• Exercise goal: State how many lines of the entries hold the string "were", and nothing more.

┄┄┄┄┄┄┄┄┄┄

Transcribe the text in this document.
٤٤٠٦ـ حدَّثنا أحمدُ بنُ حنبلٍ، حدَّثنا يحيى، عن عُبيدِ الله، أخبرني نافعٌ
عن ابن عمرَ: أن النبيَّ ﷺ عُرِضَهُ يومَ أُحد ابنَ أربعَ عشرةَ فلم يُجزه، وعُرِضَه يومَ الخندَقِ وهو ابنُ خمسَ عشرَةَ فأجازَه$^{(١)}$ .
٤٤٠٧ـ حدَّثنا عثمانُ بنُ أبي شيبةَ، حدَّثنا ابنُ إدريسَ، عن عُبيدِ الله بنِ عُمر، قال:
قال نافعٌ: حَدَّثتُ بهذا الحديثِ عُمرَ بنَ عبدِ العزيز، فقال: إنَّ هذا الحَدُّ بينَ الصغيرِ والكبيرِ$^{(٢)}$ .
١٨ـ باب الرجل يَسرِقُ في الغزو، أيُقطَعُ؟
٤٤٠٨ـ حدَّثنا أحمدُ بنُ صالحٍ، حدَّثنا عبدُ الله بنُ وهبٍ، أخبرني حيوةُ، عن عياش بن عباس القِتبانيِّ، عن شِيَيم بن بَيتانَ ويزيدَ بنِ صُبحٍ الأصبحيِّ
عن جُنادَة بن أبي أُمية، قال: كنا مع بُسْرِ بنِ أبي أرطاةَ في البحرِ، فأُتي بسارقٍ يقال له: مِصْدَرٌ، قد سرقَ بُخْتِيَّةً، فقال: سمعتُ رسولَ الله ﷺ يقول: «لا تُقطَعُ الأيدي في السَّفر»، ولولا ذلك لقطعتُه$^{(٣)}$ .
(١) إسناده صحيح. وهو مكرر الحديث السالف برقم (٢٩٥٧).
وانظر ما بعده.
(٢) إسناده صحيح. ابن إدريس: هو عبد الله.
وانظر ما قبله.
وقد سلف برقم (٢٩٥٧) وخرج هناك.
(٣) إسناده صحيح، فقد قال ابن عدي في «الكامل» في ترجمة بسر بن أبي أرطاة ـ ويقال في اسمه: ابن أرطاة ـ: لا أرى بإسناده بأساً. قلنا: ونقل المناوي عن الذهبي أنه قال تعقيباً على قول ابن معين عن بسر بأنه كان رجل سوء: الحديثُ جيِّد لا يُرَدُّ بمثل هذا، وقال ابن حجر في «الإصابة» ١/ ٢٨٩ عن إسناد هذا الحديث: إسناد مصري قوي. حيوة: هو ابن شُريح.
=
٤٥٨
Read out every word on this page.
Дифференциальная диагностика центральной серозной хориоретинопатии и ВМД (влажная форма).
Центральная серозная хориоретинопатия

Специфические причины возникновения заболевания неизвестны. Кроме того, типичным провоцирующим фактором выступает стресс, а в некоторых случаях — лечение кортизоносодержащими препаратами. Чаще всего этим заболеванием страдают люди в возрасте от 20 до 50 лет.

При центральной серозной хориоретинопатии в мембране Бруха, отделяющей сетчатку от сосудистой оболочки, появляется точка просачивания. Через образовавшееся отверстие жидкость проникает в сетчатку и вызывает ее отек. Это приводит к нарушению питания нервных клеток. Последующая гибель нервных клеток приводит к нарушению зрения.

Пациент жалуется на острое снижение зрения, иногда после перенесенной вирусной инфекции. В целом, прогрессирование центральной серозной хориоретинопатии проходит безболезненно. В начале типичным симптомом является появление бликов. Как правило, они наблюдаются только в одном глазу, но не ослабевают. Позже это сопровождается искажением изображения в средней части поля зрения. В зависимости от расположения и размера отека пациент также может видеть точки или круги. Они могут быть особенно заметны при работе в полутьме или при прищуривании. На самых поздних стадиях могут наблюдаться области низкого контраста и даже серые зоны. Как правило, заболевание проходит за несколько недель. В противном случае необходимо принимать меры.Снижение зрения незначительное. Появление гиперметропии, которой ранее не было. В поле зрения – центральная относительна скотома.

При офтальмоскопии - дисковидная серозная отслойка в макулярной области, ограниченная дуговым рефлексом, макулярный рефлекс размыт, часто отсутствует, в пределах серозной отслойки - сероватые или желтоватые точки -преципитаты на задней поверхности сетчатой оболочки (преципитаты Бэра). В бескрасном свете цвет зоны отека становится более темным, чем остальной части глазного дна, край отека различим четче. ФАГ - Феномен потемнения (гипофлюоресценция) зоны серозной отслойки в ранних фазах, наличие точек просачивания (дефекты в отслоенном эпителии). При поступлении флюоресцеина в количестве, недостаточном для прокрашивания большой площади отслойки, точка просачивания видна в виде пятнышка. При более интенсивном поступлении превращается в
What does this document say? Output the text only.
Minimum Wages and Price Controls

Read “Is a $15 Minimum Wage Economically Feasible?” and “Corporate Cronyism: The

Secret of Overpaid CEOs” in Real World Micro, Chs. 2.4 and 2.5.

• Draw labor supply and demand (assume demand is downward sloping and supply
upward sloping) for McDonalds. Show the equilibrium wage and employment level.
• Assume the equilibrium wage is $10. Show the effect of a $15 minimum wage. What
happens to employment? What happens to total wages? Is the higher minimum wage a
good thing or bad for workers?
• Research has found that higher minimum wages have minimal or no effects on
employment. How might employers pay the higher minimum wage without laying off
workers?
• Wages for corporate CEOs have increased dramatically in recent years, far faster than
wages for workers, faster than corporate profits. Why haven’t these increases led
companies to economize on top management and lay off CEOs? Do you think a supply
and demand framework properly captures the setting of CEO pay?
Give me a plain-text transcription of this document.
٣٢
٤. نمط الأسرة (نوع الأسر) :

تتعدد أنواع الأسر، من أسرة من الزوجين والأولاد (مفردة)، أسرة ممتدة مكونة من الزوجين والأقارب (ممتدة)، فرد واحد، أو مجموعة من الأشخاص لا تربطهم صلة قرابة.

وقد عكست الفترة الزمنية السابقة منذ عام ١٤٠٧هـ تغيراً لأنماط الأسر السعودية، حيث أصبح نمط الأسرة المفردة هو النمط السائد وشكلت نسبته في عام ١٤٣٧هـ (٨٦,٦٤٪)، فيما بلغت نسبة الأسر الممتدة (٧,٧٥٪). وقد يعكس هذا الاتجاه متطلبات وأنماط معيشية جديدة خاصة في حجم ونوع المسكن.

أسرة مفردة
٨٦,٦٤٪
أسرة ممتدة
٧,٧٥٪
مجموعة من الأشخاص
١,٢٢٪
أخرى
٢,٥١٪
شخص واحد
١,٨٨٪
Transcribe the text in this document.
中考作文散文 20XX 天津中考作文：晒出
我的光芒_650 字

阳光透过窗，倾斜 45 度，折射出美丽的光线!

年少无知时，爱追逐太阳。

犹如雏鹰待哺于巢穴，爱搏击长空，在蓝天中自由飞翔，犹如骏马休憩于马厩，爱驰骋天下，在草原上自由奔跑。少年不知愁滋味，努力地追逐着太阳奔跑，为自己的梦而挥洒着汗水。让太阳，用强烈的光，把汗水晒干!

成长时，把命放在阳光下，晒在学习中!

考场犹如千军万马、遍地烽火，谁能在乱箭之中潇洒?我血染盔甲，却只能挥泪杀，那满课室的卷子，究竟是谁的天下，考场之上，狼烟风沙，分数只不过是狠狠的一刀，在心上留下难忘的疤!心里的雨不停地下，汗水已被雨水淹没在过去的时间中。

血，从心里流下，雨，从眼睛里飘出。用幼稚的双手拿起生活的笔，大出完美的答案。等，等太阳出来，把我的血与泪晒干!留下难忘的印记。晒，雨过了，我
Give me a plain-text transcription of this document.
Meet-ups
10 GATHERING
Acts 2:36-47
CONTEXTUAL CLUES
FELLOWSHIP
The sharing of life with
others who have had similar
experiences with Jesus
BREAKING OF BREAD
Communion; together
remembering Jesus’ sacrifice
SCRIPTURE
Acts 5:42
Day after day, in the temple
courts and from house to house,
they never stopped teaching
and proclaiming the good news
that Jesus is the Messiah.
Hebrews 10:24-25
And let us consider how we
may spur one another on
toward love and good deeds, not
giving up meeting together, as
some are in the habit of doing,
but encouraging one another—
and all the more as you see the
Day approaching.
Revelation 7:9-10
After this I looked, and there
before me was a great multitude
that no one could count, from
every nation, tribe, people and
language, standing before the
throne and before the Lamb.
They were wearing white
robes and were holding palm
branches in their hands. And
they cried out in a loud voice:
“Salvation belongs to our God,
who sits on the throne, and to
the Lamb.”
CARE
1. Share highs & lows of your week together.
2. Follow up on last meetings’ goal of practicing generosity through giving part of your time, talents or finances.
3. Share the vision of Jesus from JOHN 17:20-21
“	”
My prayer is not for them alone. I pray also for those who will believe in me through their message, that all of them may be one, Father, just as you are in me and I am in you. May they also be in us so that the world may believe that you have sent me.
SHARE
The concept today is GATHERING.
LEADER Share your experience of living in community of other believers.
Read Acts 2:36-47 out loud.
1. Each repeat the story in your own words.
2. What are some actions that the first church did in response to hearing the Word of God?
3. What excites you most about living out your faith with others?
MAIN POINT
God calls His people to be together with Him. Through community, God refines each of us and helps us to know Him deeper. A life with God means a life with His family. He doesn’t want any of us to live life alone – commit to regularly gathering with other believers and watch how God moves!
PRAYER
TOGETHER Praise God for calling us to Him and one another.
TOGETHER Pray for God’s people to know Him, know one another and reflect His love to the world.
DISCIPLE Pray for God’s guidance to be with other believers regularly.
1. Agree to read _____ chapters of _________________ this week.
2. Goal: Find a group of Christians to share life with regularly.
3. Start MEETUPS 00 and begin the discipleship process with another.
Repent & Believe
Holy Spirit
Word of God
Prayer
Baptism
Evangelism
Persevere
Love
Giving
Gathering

┄┄┄┄┄┄┄┄┄┄

• The completed task: 2